▸ **SUPPLIED MATERIAL**:

==============================

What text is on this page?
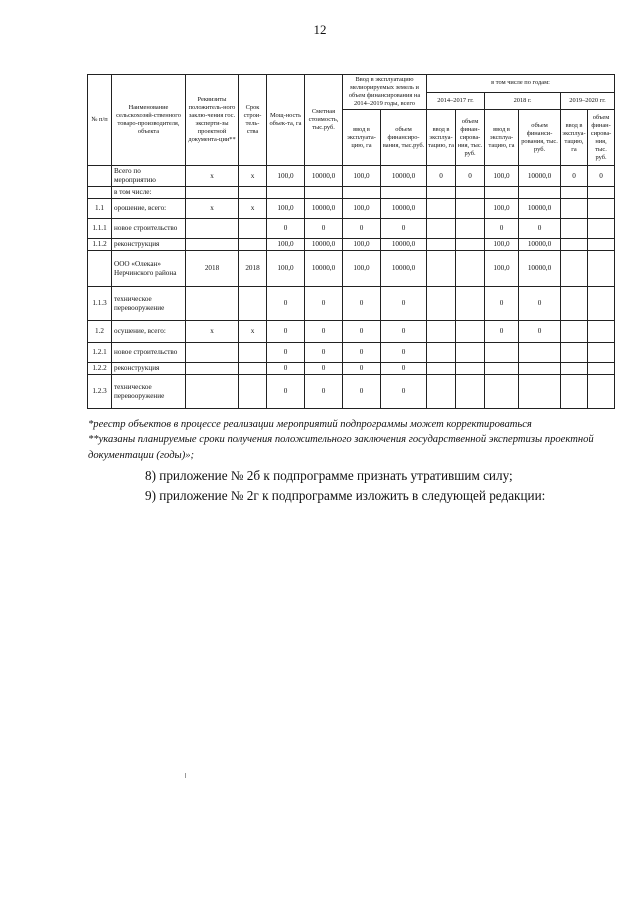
12
№ п/п	Наименование сельскохозяй-ственного товаро-производителя, объекта	Реквизиты положитель-ного заклю-чения гос. эксперти-зы проектной документа-ции**	Срок строи-тель-ства	Мощ-ность объек-та, га	Сметная стоимость, тыс.руб.	Ввод в эксплуатацию мелиорируемых земель и объем финансирования на 2014–2019 годы, всего		в том числе по годам:					
								2014–2017 гг.		2018 г.		2019–2020 гг.	
						ввод в эксплуата-цию, га	объем финансиро-вания, тыс.руб.	ввод в эксплуа-тацию, га	объем финан-сирова-ния, тыс. руб.	ввод в эксплуа-тацию, га	объем финанси-рования, тыс. руб.	ввод в эксплуа-тацию, га	объем финан-сирова-ния, тыс. руб.
	Всего по мероприятию	х	х	100,0	10000,0	100,0	10000,0	0	0	100,0	10000,0	0	0
	в том числе:												
1.1	орошение, всего:	х	х	100,0	10000,0	100,0	10000,0			100,0	10000,0		
1.1.1	новое строительство			0	0	0	0			0	0		
1.1.2	реконструкция			100,0	10000,0	100,0	10000,0			100,0	10000,0		
	ООО «Олекан» Нерчинского района	2018	2018	100,0	10000,0	100,0	10000,0			100,0	10000,0		
1.1.3	техническое перевооружение			0	0	0	0			0	0		
1.2	осушение, всего:	х	х	0	0	0	0			0	0		
1.2.1	новое строительство			0	0	0	0						
1.2.2	реконструкция			0	0	0	0						
1.2.3	техническое перевооружение			0	0	0	0						

*реестр объектов в процессе реализации мероприятий подпрограммы может корректироваться

**указаны планируемые сроки получения положительного заключения государственной экспертизы проектной документации (годы)»;

8) приложение № 2б к подпрограмме признать утратившим силу;

9) приложение № 2г к подпрограмме изложить в следующей редакции:
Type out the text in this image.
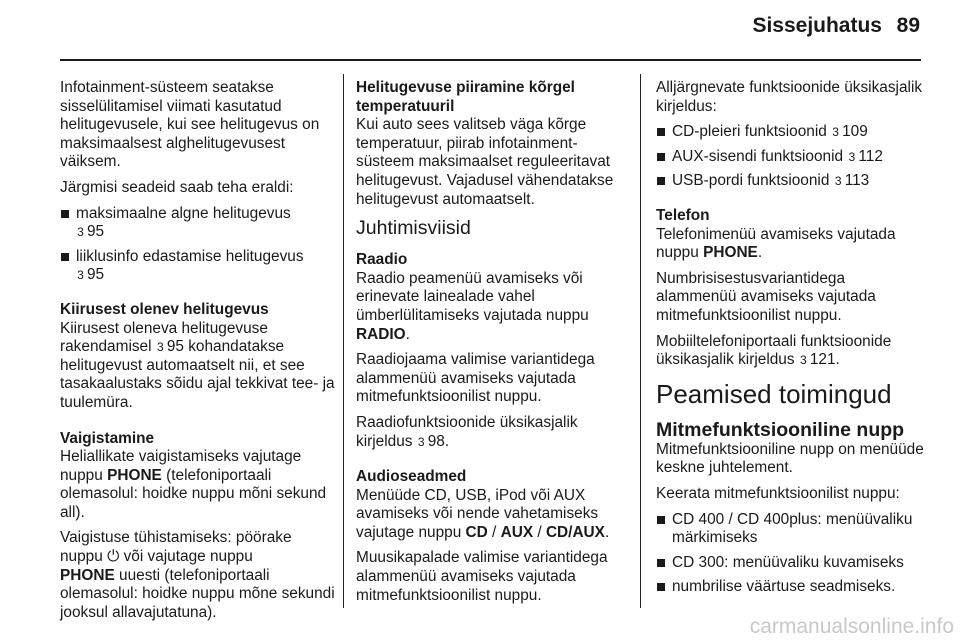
Sissejuhatus 89
Infotainment-süsteem seatakse sisselülitamisel viimati kasutatud helitugevusele, kui see helitugevus on maksimaalsest alghelitugevusest väiksem.
Järgmisi seadeid saab teha eraldi:
maksimaalne algne helitugevus
3 95
liiklusinfo edastamise helitugevus
3 95
Kiirusest olenev helitugevus
Kiirusest oleneva helitugevuse rakendamisel 3 95 kohandatakse helitugevust automaatselt nii, et see tasakaalustaks sõidu ajal tekkivat tee- ja tuulemüra.
Vaigistamine
Heliallikate vaigistamiseks vajutage nuppu PHONE (telefoniportaali olemasolul: hoidke nuppu mõni sekund all).
Vaigistuse tühistamiseks: pöörake nuppu ⏻ või vajutage nuppu
PHONE uuesti (telefoniportaali olemasolul: hoidke nuppu mõne sekundi jooksul allavajutatuna).
Helitugevuse piiramine kõrgel temperatuuril
Kui auto sees valitseb väga kõrge temperatuur, piirab infotainment-süsteem maksimaalset reguleeritavat helitugevust. Vajadusel vähendatakse helitugevust automaatselt.
Juhtimisviisid
Raadio
Raadio peamenüü avamiseks või erinevate lainealade vahel ümberlülitamiseks vajutada nuppu RADIO.
Raadiojaama valimise variantidega alammenüü avamiseks vajutada mitmefunktsioonilist nuppu.
Raadiofunktsioonide üksikasjalik kirjeldus 3 98.
Audioseadmed
Menüüde CD, USB, iPod või AUX avamiseks või nende vahetamiseks vajutage nuppu CD / AUX / CD/AUX.
Muusikapalade valimise variantidega alammenüü avamiseks vajutada mitmefunktsioonilist nuppu.
Alljärgnevate funktsioonide üksikasjalik kirjeldus:
CD-pleieri funktsioonid 3 109
AUX-sisendi funktsioonid 3 112
USB-pordi funktsioonid 3 113
Telefon
Telefonimenüü avamiseks vajutada nuppu PHONE.
Numbrisisestusvariantidega alammenüü avamiseks vajutada mitmefunktsioonilist nuppu.
Mobiiltelefoniportaali funktsioonide üksikasjalik kirjeldus 3 121.
Peamised toimingud
Mitmefunktsiooniline nupp
Mitmefunktsiooniline nupp on menüüde keskne juhtelement.
Keerata mitmefunktsioonilist nuppu:
CD 400 / CD 400plus: menüüvaliku märkimiseks
CD 300: menüüvaliku kuvamiseks
numbrilise väärtuse seadmiseks.
carmanualsonline.info
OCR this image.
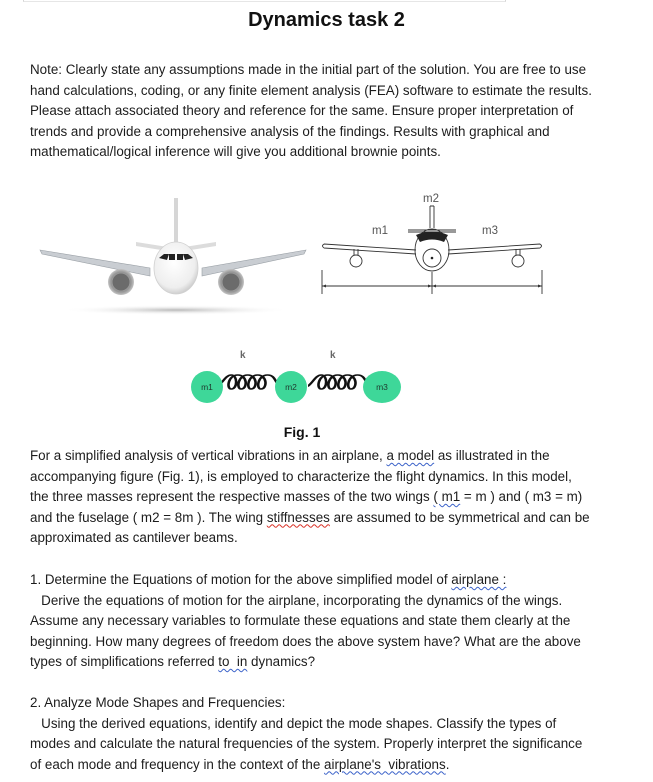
Dynamics task 2
Note: Clearly state any assumptions made in the initial part of the solution. You are free to use
hand calculations, coding, or any finite element analysis (FEA) software to estimate the results.
Please attach associated theory and reference for the same. Ensure proper interpretation of
trends and provide a comprehensive analysis of the findings. Results with graphical and
mathematical/logical inference will give you additional brownie points.
m2
m1	m3
k	k
m1	m2	m3
Fig. 1
For a simplified analysis of vertical vibrations in an airplane, a model as illustrated in the
accompanying figure (Fig. 1), is employed to characterize the flight dynamics. In this model,
the three masses represent the respective masses of the two wings ( m1 = m ) and ( m3 = m)
and the fuselage ( m2 = 8m ). The wing stiffnesses are assumed to be symmetrical and can be
approximated as cantilever beams.
1. Determine the Equations of motion for the above simplified model of airplane :
Derive the equations of motion for the airplane, incorporating the dynamics of the wings.
Assume any necessary variables to formulate these equations and state them clearly at the
beginning. How many degrees of freedom does the above system have? What are the above
types of simplifications referred to  in dynamics?
2. Analyze Mode Shapes and Frequencies:
Using the derived equations, identify and depict the mode shapes. Classify the types of
modes and calculate the natural frequencies of the system. Properly interpret the significance
of each mode and frequency in the context of the airplane's  vibrations.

==============================

▸ **GIVEN INSTRUCTION**: From the material above, count the lines that include "helitugevust" and give only the total.

▸ **RESPONSE TO THE EXERCISE**: 2